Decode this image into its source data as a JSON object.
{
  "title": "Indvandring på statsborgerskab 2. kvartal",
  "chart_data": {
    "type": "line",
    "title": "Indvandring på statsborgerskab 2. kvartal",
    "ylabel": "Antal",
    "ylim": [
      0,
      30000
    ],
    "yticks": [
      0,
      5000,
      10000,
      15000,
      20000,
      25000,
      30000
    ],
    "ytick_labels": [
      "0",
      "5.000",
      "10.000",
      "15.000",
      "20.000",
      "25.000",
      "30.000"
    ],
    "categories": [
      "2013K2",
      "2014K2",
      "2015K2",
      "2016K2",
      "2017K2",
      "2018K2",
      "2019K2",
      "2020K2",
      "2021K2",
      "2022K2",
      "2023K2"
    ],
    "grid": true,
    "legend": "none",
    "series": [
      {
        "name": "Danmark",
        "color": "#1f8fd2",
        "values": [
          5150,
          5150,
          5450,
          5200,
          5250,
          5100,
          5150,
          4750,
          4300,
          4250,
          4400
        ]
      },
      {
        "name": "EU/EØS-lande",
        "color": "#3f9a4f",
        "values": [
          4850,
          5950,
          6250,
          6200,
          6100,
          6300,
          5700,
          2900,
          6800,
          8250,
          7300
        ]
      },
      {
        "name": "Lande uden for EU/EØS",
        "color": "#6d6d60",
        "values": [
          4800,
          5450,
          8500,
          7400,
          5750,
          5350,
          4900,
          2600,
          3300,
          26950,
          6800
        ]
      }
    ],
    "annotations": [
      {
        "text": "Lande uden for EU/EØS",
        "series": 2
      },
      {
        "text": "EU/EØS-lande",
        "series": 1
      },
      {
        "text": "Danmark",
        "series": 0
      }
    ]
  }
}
-- -- --
▸ Problem
Repeat the records above exactly.

▸ Output of the task
Decode this image into its source data as a JSON object.
{
  "title": "Indvandring på statsborgerskab 2. kvartal",
  "chart_data": {
    "type": "line",
    "title": "Indvandring på statsborgerskab 2. kvartal",
    "ylabel": "Antal",
    "ylim": [
      0,
      30000
    ],
    "yticks": [
      0,
      5000,
      10000,
      15000,
      20000,
      25000,
      30000
    ],
    "ytick_labels": [
      "0",
      "5.000",
      "10.000",
      "15.000",
      "20.000",
      "25.000",
      "30.000"
    ],
    "categories": [
      "2013K2",
      "2014K2",
      "2015K2",
      "2016K2",
      "2017K2",
      "2018K2",
      "2019K2",
      "2020K2",
      "2021K2",
      "2022K2",
      "2023K2"
    ],
    "grid": true,
    "legend": "none",
    "series": [
      {
        "name": "Danmark",
        "color": "#1f8fd2",
        "values": [
          5150,
          5150,
          5450,
          5200,
          5250,
          5100,
          5150,
          4750,
          4300,
          4250,
          4400
        ]
      },
      {
        "name": "EU/EØS-lande",
        "color": "#3f9a4f",
        "values": [
          4850,
          5950,
          6250,
          6200,
          6100,
          6300,
          5700,
          2900,
          6800,
          8250,
          7300
        ]
      },
      {
        "name": "Lande uden for EU/EØS",
        "color": "#6d6d60",
        "values": [
          4800,
          5450,
          8500,
          7400,
          5750,
          5350,
          4900,
          2600,
          3300,
          26950,
          6800
        ]
      }
    ],
    "annotations": [
      {
        "text": "Lande uden for EU/EØS",
        "series": 2
      },
      {
        "text": "EU/EØS-lande",
        "series": 1
      },
      {
        "text": "Danmark",
        "series": 0
      }
    ]
  }
}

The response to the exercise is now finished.